▶ **Given task**
Can you give all the records again without altering a single character?

▶ **Source records**
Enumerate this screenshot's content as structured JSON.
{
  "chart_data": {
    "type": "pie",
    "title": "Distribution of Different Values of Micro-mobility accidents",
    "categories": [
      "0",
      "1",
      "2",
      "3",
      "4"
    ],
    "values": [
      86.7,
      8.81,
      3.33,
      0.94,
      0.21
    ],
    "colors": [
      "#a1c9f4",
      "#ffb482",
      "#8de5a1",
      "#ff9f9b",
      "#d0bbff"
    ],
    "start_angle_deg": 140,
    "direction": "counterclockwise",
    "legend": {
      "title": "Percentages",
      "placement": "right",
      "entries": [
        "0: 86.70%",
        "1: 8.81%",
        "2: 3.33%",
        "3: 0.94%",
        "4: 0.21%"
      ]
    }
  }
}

▶ **Correct answer**
Enumerate this screenshot's content as structured JSON.
{
  "chart_data": {
    "type": "pie",
    "title": "Distribution of Different Values of Micro-mobility accidents",
    "categories": [
      "0",
      "1",
      "2",
      "3",
      "4"
    ],
    "values": [
      86.7,
      8.81,
      3.33,
      0.94,
      0.21
    ],
    "colors": [
      "#a1c9f4",
      "#ffb482",
      "#8de5a1",
      "#ff9f9b",
      "#d0bbff"
    ],
    "start_angle_deg": 140,
    "direction": "counterclockwise",
    "legend": {
      "title": "Percentages",
      "placement": "right",
      "entries": [
        "0: 86.70%",
        "1: 8.81%",
        "2: 3.33%",
        "3: 0.94%",
        "4: 0.21%"
      ]
    }
  }
}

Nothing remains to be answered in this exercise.